── ТЕКСТ ──

Друг Эрика Иеран Персон — в исполнении знакомого Петербургу по гастролям Студии и по постановке «Разбойников» в Большом Драматическом театре Б. М. Сушкевича[ccxliii] — своим образом человека огромной воли, большого ума и безжалостного характера часто отодвигал немощную фигуру короля на второй план.

Четвертый акт, незаконченный у Стриндберга и сделанный Вахтанговым, развивается не совсем естественно с точки зрения сюжета и с некоторыми погрешностями со стороны театральной; чрезмерно явственные шумы толпы, которые два раза внезапно умолкают и так же внезапно начинаются, как бы предупреждая, что сейчас будет диалог и что диалог окончен; продолжительная предсмертная беседа Эрика с Иераном после отравления, напоминающая развязку в мещанской трагедии Шиллера, недостаточно театральная толпа и некоторые другие детали говорят о неполной законченности работы.

При всем этом постановка «Эрика XIV» в Студии имеет несомненное значение, — и в первую очередь как отказ от фетишизма достижений Московского Художественного театра и вступление на путь искания новых театральных форм.

───

* ЗАДАНИЯ К УПРАЖНЕНИЮ *
**A)** Перепишите всё в тексте от «При всем этом» до «новых театральных форм.», поставив «новых сценических форм» вместо «новых театральных форм».
**B)** Перечислите все театры, упомянутые в тексте.
Следующие строки к тексту отношения не имеют.

── СТРОКИ ДАННЫХ ──

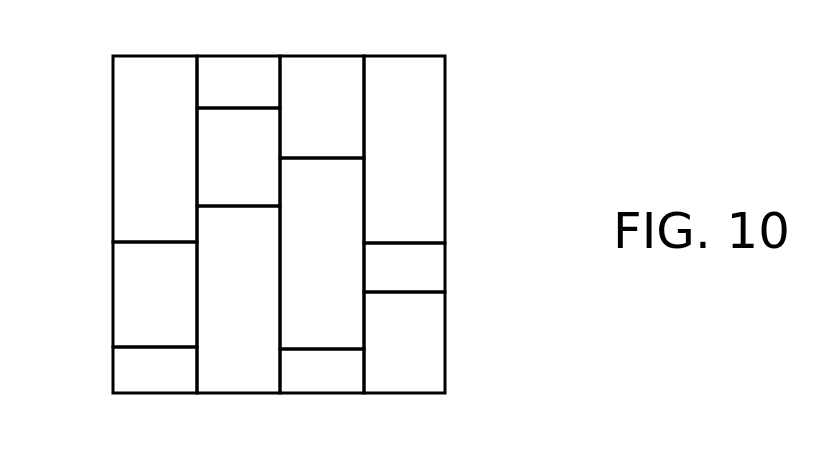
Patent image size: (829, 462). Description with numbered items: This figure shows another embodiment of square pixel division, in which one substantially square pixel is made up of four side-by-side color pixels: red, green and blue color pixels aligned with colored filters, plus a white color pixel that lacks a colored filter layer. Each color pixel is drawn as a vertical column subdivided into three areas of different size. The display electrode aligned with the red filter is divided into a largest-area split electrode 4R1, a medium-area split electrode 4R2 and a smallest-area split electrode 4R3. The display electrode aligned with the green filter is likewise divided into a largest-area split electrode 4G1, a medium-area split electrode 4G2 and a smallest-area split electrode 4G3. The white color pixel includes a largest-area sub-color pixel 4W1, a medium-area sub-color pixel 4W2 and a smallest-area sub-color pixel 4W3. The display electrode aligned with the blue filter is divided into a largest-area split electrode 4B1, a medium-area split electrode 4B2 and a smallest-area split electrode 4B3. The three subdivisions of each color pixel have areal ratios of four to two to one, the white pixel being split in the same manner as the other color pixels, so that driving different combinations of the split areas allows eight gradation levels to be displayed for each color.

The largest-area split electrode 4R1 is at (130, 152).
The medium-area split electrode 4R2 is at (130, 302).
The smallest-area split electrode 4R3 is at (122, 377).
The largest-area split electrode 4G1 is at (237, 370).
The medium-area split electrode 4G2 is at (240, 127).
The smallest-area split electrode 4G3 is at (222, 78).
The largest-area sub-color pixel 4W1 is at (302, 335).
The medium-area sub-color pixel 4W2 is at (335, 73).
The smallest-area sub-color pixel 4W3 is at (341, 380).
The largest-area split electrode 4B1 is at (430, 147).
The medium-area split electrode 4B2 is at (435, 350).
The smallest-area split electrode 4B3 is at (433, 270).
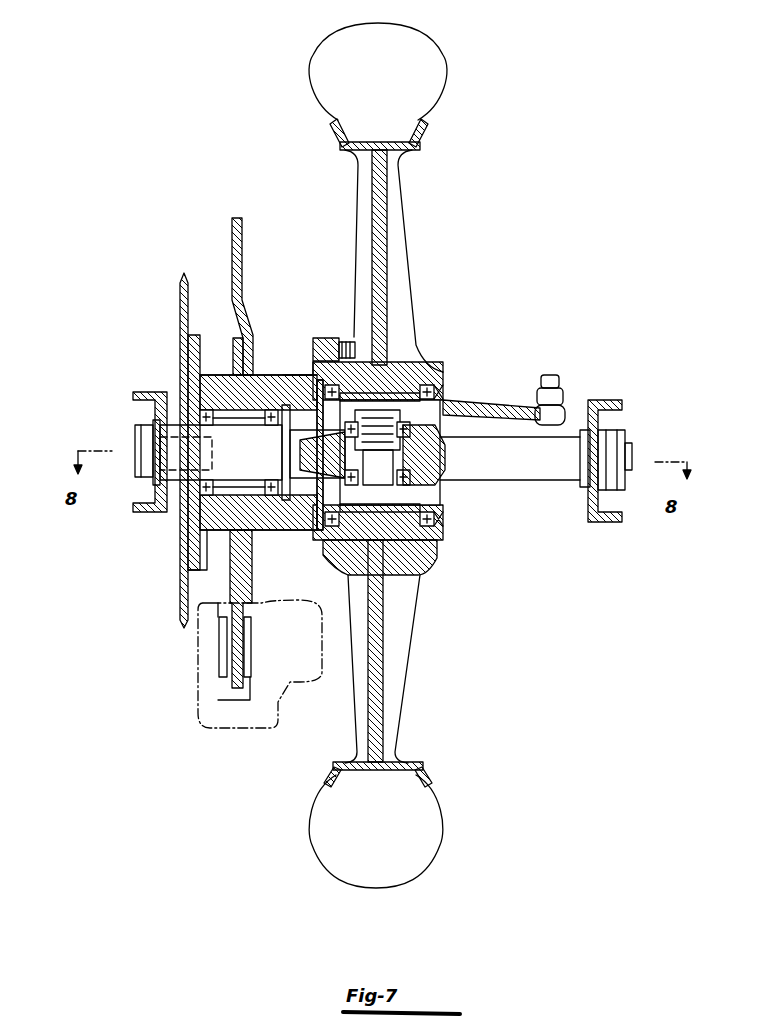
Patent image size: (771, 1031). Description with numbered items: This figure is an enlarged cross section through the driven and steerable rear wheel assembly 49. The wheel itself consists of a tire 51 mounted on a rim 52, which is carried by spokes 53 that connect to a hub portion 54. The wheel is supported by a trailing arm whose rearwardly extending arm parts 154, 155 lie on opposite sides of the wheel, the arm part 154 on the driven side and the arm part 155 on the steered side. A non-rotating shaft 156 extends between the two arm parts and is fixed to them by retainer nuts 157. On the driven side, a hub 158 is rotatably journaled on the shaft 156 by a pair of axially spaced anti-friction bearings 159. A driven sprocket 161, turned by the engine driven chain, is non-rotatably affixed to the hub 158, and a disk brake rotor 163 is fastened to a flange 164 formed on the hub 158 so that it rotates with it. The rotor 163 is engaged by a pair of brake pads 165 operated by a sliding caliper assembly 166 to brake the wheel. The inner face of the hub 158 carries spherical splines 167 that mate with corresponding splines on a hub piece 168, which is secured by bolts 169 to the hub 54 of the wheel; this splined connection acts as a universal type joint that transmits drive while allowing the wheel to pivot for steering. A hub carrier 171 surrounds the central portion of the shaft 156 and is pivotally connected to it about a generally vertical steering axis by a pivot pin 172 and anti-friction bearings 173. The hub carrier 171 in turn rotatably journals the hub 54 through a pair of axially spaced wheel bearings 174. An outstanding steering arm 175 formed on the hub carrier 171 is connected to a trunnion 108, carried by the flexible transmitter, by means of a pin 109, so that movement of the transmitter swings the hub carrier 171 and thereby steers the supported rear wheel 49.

The rear wheel assembly 49 is at (433, 203).
The tire 51 is at (445, 66).
The rim 52 is at (421, 147).
The spokes 53 is at (388, 252).
The hub portion 54 is at (405, 372).
The trunnion 108 is at (565, 386).
The pin 109 is at (551, 374).
The arm part 154 is at (146, 393).
The arm part 155 is at (608, 400).
The non-rotating shaft 156 is at (550, 476).
The retainer nuts 157 is at (140, 427).
The hub 158 is at (280, 374).
The anti-friction bearings 159 is at (305, 498).
The driven sprocket 161 is at (179, 596).
The disk brake rotor 163 is at (232, 254).
The flange 164 is at (232, 343).
The brake pads 165 is at (247, 655).
The sliding caliper assembly 166 is at (214, 730).
The spherical splines 167 is at (296, 374).
The hub piece 168 is at (305, 498).
The bolts 169 is at (352, 338).
The hub carrier 171 is at (440, 498).
The pivot pin 172 is at (420, 470).
The anti-friction bearings 173 is at (330, 444).
The wheel bearings 174 is at (312, 541).
The steering arm 175 is at (512, 408).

───

* ОТВЕТЫ НИЖЕ *
**A)**
При всем этом постановка «Эрика XIV» в Студии имеет несомненное значение, — и в первую очередь как отказ от фетишизма достижений Московского Художественного театра и вступление на путь искания новых сценических форм.

**B)** Студия, Большой Драматический театр, Московский Художественный театр